- _DOCUMENT SEGMENT_:
● ● ● ● ● ● ●

BTW, I never quite understood how Minolta came up with an AF mount almost identical to that of the Yashica, much too similar to be attributed to sheer coincidence...
I'm not entirely sure we can lay so much blame on Zeiss doorstep concerning AF lenses. While it is true that they initially dismissed AF as a fad for amateur photographers, they changed their tune quite quickly and as far back as 1982 had produced AF versions of their 35 2.8 T* Distagon, 50 1.4 T* Planar and 135 2.8 T* Sonnar for use with the Contax 137AF which I was lucky enough to catch at Photokina (along with the Yashica FX-A). Kyocera was already sniffing around Yashica in 1982 and both the Contax AF and Yashica Honeywell AF projects were among the first things they scrapped (Zeiss' development costs were quite substantial). Yashica's management was probably in no position to authorise the huge expenditure for a Contax/Yashica AF system while negotiating Kyocera's 1983 takeover of the company.

● ● ● ● ● ● ●

Layout dataset entries:
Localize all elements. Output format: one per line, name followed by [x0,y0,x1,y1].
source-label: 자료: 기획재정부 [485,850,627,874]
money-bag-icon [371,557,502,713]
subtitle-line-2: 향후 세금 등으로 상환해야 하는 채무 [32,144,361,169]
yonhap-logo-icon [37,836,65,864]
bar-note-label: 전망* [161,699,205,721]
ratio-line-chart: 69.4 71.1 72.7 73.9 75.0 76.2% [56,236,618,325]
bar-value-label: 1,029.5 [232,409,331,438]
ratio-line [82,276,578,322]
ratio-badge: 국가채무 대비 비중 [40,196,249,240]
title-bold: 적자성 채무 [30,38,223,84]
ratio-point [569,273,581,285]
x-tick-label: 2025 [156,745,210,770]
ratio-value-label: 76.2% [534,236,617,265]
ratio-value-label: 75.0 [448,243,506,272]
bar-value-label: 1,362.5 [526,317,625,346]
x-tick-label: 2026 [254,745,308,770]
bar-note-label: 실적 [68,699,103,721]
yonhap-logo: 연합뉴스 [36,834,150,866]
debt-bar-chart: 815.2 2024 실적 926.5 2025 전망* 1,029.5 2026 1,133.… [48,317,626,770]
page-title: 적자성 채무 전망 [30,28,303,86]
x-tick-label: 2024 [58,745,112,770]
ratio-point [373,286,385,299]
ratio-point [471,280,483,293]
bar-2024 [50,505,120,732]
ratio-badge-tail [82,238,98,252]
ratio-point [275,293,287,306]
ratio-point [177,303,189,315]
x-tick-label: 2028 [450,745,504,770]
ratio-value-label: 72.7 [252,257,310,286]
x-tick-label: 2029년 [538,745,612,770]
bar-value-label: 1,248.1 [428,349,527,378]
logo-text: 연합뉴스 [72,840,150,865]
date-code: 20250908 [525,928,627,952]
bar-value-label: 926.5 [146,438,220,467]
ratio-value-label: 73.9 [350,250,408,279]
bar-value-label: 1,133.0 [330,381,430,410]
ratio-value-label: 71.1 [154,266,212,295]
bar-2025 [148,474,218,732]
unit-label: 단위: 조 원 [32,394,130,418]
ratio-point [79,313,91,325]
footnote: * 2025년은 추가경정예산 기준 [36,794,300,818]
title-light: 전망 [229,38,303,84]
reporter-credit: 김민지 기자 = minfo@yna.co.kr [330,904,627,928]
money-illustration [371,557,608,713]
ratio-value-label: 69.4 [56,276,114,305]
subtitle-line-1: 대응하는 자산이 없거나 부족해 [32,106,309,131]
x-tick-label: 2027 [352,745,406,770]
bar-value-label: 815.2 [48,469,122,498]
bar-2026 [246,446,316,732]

● ● ● ● ● ● ●

- _EXERCISE SET_:
1. In the Zeiss autofocus passage, rewrite the stretch from "I'm not entirely" through "of the company.", swapping "Photokina" for "the trade fair".
2. Summarize the post on Zeiss and Yashica autofocus in two sentences.
3. According to the post on Zeiss and Yashica autofocus, which camera were Zeiss's 1982 AF lenses made for?

- _TASK ANSWERS_:
1.
I'm not entirely sure we can lay so much blame on Zeiss doorstep concerning AF lenses. While it is true that they initially dismissed AF as a fad for amateur photographers, they changed their tune quite quickly and as far back as 1982 had produced AF versions of their 35 2.8 T* Distagon, 50 1.4 T* Planar and 135 2.8 T* Sonnar for use with the Contax 137AF which I was lucky enough to catch at the trade fair (along with the Yashica FX-A). Kyocera was already sniffing around Yashica in 1982 and both the Contax AF and Yashica Honeywell AF projects were among the first things they scrapped (Zeiss' development costs were quite substantial). Yashica's management was probably in no position to authorise the huge expenditure for a Contax/Yashica AF system while negotiating Kyocera's 1983 takeover of the company.

2. The writer doubts Zeiss deserves much blame over autofocus lenses, since despite first dismissing AF as a fad, Zeiss had made AF versions of three lenses for the Contax 137AF by 1982. Kyocera, already circling Yashica in 1982, scrapped the Contax AF and Yashica Honeywell AF projects early, and Yashica's management was probably unable to approve the cost of a Contax/Yashica AF system while negotiating Kyocera's 1983 takeover.

3. The Contax 137AF.